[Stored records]

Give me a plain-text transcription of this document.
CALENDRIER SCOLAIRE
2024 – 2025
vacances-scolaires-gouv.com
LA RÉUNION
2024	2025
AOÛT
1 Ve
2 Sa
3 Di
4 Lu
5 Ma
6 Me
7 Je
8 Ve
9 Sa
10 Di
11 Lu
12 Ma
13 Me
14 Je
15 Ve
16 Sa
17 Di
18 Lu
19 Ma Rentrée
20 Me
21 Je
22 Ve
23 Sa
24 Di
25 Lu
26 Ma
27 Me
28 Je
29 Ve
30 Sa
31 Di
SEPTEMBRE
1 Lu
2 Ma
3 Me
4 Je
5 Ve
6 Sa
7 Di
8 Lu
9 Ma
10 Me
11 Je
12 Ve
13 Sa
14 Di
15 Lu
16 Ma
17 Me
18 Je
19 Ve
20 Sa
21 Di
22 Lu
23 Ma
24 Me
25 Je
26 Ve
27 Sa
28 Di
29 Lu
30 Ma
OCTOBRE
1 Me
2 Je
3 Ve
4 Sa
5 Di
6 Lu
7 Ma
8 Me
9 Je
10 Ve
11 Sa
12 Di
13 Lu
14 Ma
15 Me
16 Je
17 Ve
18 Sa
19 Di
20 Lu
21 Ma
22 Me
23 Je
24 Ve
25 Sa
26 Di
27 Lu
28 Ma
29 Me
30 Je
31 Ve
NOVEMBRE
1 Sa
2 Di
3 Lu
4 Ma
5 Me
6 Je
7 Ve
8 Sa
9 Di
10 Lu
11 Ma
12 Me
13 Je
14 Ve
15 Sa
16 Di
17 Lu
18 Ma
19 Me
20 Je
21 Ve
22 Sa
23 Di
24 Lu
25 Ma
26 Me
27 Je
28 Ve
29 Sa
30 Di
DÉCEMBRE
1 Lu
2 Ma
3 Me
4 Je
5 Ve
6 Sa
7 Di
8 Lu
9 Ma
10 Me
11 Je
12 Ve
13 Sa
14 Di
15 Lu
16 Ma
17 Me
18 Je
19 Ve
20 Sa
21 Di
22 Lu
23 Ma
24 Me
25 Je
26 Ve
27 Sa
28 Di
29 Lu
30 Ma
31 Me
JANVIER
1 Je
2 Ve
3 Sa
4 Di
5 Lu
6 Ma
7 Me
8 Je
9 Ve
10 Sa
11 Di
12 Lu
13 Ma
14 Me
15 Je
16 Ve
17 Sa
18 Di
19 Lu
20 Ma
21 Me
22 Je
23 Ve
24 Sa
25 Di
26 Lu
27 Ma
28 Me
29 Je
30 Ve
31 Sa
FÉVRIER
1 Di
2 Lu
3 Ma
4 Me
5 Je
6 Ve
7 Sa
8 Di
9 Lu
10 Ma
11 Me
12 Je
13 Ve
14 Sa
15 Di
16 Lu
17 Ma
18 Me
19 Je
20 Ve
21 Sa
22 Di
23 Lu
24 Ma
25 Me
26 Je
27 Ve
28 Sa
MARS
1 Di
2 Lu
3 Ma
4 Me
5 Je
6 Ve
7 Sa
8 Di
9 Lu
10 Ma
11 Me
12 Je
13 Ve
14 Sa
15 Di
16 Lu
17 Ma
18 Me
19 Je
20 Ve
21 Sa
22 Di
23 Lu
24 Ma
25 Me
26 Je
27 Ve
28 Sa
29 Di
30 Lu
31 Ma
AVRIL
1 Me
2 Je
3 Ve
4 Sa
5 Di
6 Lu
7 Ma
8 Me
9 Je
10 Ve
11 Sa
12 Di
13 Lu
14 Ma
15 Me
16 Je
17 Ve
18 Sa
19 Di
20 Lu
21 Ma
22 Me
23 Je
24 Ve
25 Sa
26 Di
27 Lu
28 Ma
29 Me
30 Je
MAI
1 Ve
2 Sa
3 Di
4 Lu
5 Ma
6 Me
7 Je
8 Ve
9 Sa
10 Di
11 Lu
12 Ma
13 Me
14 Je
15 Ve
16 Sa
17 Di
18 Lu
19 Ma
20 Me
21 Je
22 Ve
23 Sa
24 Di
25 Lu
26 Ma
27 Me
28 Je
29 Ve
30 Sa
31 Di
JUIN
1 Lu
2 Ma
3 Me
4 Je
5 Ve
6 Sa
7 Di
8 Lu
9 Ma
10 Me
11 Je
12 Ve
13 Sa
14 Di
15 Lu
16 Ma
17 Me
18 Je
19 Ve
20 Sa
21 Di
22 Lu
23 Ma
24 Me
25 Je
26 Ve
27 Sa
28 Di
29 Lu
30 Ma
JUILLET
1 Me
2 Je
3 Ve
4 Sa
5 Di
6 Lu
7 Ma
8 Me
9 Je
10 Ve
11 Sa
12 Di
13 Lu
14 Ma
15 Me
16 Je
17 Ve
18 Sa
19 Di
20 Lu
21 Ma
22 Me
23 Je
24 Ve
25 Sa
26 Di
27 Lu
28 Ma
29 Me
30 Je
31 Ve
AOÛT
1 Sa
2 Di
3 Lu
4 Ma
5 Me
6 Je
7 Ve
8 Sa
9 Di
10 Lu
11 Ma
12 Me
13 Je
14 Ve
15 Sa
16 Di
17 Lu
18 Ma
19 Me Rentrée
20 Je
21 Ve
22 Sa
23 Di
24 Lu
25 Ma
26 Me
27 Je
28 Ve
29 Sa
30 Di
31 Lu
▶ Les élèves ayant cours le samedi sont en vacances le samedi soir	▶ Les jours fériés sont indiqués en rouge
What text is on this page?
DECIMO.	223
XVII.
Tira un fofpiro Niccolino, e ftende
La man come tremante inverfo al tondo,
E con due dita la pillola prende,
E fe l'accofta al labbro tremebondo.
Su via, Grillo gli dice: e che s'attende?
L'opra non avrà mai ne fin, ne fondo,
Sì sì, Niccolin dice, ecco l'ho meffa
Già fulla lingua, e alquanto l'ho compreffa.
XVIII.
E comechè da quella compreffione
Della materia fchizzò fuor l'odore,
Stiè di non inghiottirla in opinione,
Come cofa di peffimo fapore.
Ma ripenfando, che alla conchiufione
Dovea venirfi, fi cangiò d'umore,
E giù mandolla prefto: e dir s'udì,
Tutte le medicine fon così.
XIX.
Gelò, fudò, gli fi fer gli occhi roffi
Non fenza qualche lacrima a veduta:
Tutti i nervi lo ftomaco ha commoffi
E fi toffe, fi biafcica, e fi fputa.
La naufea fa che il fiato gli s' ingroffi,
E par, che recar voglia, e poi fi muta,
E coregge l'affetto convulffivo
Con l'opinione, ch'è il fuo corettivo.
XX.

- TASK STATEMENT
Go back to the data above and please quote exactly, and only, the lines from the line with "What text is on this page?" through its last line.

- EXPECTED ANSWER
What text is on this page?
DECIMO.	223
XVII.
Tira un fofpiro Niccolino, e ftende
La man come tremante inverfo al tondo,
E con due dita la pillola prende,
E fe l'accofta al labbro tremebondo.
Su via, Grillo gli dice: e che s'attende?
L'opra non avrà mai ne fin, ne fondo,
Sì sì, Niccolin dice, ecco l'ho meffa
Già fulla lingua, e alquanto l'ho compreffa.
XVIII.
E comechè da quella compreffione
Della materia fchizzò fuor l'odore,
Stiè di non inghiottirla in opinione,
Come cofa di peffimo fapore.
Ma ripenfando, che alla conchiufione
Dovea venirfi, fi cangiò d'umore,
E giù mandolla prefto: e dir s'udì,
Tutte le medicine fon così.
XIX.
Gelò, fudò, gli fi fer gli occhi roffi
Non fenza qualche lacrima a veduta:
Tutti i nervi lo ftomaco ha commoffi
E fi toffe, fi biafcica, e fi fputa.
La naufea fa che il fiato gli s' ingroffi,
E par, che recar voglia, e poi fi muta,
E coregge l'affetto convulffivo
Con l'opinione, ch'è il fuo corettivo.
XX.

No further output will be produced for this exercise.